[GIVEN REQUEST]: Across the listing below, how many lines hold "content"? Reply with the number by itself.

[PROVIDED INFORMATION]:
* * * * * * *

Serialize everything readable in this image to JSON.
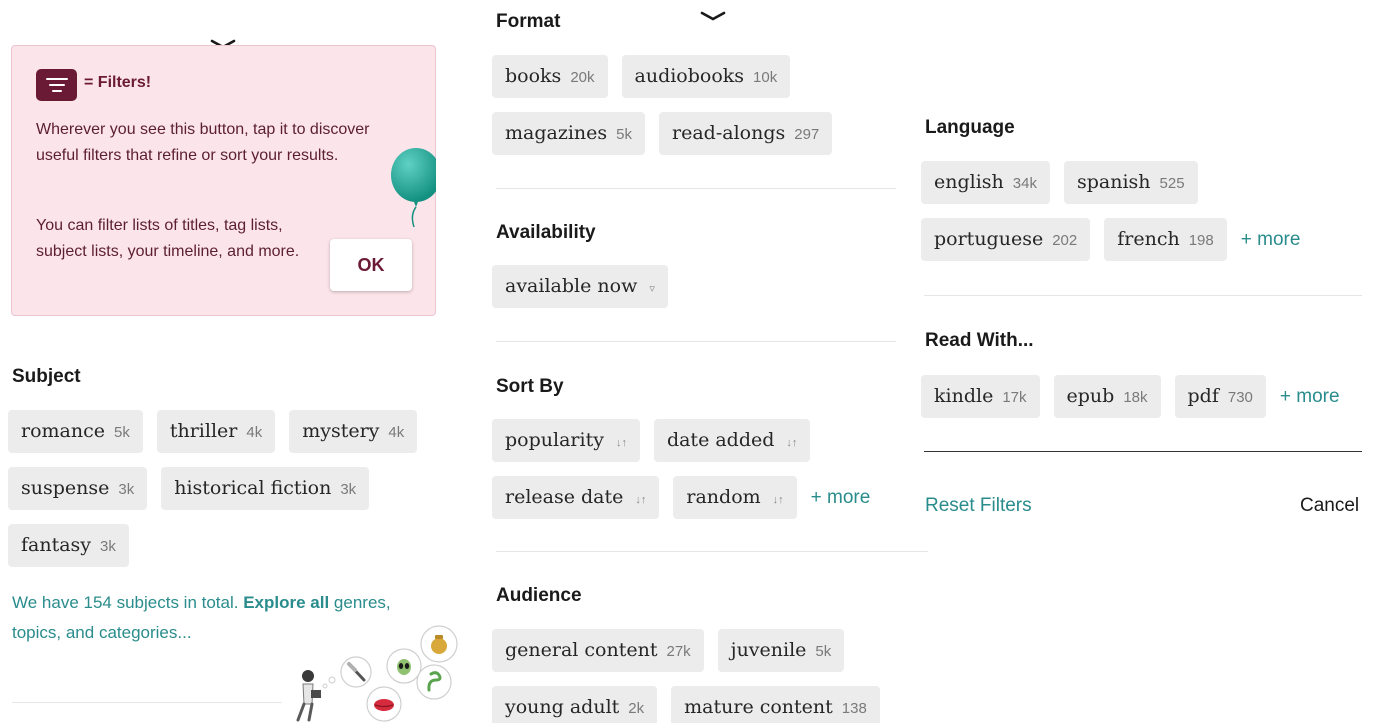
{
  "tooltip": {
    "title": "= Filters!",
    "body1": "Wherever you see this button, tap it to discover useful filters that refine or sort your results.",
    "body2": "You can filter lists of titles, tag lists, subject lists, your timeline, and more.",
    "ok_label": "OK"
  },
  "subject": {
    "title": "Subject",
    "chips": [
      {
        "label": "romance",
        "count": "5k"
      },
      {
        "label": "thriller",
        "count": "4k"
      },
      {
        "label": "mystery",
        "count": "4k"
      },
      {
        "label": "suspense",
        "count": "3k"
      },
      {
        "label": "historical fiction",
        "count": "3k"
      },
      {
        "label": "fantasy",
        "count": "3k"
      }
    ],
    "note_prefix": "We have 154 subjects in total. ",
    "note_link": "Explore all",
    "note_suffix": " genres, topics, and categories..."
  },
  "format": {
    "title": "Format",
    "chips": [
      {
        "label": "books",
        "count": "20k"
      },
      {
        "label": "audiobooks",
        "count": "10k"
      },
      {
        "label": "magazines",
        "count": "5k"
      },
      {
        "label": "read-alongs",
        "count": "297"
      }
    ]
  },
  "availability": {
    "title": "Availability",
    "chips": [
      {
        "label": "available now",
        "icon": "filter-icon"
      }
    ]
  },
  "sort_by": {
    "title": "Sort By",
    "chips": [
      {
        "label": "popularity",
        "icon": "sort-icon"
      },
      {
        "label": "date added",
        "icon": "sort-icon"
      },
      {
        "label": "release date",
        "icon": "sort-icon"
      },
      {
        "label": "random",
        "icon": "sort-icon"
      }
    ],
    "more_label": "+ more"
  },
  "audience": {
    "title": "Audience",
    "chips": [
      {
        "label": "general content",
        "count": "27k"
      },
      {
        "label": "juvenile",
        "count": "5k"
      },
      {
        "label": "young adult",
        "count": "2k"
      },
      {
        "label": "mature content",
        "count": "138"
      }
    ]
  },
  "language": {
    "title": "Language",
    "chips": [
      {
        "label": "english",
        "count": "34k"
      },
      {
        "label": "spanish",
        "count": "525"
      },
      {
        "label": "portuguese",
        "count": "202"
      },
      {
        "label": "french",
        "count": "198"
      }
    ],
    "more_label": "+ more"
  },
  "read_with": {
    "title": "Read With...",
    "chips": [
      {
        "label": "kindle",
        "count": "17k"
      },
      {
        "label": "epub",
        "count": "18k"
      },
      {
        "label": "pdf",
        "count": "730"
      }
    ],
    "more_label": "+ more"
  },
  "actions": {
    "reset_label": "Reset Filters",
    "cancel_label": "Cancel"
  },
  "colors": {
    "accent_teal": "#2a8c8c",
    "brand_maroon": "#6b1a35",
    "tooltip_bg": "#fbe4ea",
    "chip_bg": "#ececec",
    "balloon": "#1fa396"
  }
}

* * * * * * *

[TASK ANSWER]: 2